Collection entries

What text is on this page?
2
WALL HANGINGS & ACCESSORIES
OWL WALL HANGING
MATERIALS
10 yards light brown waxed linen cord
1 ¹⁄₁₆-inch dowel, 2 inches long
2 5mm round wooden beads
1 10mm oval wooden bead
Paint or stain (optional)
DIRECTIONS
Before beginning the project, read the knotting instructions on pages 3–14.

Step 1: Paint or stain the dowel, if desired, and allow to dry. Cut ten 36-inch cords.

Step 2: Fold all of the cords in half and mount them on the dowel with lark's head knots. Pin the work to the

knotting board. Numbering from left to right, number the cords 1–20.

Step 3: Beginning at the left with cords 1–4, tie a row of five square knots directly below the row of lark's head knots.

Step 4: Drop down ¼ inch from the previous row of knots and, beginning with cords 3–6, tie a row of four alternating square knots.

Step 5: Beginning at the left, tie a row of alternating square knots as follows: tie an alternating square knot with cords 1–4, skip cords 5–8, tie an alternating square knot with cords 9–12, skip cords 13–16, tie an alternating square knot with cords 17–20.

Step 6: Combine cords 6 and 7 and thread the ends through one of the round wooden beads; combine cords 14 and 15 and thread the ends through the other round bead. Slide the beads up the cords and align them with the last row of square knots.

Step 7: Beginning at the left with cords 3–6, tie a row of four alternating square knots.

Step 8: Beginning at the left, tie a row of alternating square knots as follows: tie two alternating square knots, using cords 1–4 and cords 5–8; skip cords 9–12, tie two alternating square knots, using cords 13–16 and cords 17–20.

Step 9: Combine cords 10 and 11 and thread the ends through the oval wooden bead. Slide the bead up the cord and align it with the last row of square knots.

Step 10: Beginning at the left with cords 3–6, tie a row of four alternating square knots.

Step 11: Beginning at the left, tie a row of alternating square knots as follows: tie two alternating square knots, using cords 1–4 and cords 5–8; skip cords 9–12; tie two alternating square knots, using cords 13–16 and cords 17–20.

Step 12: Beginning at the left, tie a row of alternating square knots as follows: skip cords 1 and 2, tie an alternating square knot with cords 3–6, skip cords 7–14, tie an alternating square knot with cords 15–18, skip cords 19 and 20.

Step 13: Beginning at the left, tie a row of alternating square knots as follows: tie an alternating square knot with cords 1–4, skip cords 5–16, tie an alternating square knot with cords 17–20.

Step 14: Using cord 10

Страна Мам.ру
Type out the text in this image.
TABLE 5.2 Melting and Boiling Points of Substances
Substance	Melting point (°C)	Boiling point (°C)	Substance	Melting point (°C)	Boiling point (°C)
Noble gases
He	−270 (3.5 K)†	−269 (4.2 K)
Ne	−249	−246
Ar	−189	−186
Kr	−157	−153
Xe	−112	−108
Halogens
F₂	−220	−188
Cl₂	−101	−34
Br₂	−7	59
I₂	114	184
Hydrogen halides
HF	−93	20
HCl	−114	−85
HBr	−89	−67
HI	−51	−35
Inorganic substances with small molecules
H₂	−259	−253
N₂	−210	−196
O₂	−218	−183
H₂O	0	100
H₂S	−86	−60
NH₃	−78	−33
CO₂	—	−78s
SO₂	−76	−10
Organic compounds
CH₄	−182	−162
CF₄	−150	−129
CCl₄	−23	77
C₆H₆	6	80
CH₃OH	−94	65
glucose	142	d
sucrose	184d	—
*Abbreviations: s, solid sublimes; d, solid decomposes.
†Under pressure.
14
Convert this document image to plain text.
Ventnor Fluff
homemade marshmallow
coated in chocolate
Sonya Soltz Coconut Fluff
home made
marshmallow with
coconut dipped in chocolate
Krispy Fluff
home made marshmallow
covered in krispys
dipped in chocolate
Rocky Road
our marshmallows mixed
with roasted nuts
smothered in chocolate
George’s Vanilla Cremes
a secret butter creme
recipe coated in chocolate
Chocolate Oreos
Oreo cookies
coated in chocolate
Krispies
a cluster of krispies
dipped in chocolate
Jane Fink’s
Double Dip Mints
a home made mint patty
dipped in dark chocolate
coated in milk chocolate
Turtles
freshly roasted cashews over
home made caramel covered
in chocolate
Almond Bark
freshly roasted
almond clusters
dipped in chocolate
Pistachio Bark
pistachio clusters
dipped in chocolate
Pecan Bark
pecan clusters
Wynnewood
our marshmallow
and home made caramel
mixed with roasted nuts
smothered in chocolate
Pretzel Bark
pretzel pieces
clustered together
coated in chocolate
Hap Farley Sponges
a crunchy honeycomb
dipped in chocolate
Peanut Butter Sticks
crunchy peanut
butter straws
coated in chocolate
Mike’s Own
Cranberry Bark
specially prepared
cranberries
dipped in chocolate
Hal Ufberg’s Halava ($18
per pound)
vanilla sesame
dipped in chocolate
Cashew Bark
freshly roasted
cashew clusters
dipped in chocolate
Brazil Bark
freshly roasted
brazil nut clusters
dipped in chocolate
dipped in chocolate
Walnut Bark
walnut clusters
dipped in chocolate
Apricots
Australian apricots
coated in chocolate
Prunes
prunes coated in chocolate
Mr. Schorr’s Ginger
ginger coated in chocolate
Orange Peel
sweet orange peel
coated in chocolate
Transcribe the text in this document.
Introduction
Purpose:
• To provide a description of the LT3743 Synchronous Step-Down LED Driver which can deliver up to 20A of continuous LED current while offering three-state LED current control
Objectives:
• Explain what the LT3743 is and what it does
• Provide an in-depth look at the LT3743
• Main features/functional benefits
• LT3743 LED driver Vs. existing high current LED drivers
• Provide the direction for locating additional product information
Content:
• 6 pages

TASK TO COMPLETE: Tally the lines of the listing above that include the word "nuts". Answer with the number alone.

PROBLEM SOLUTION: 2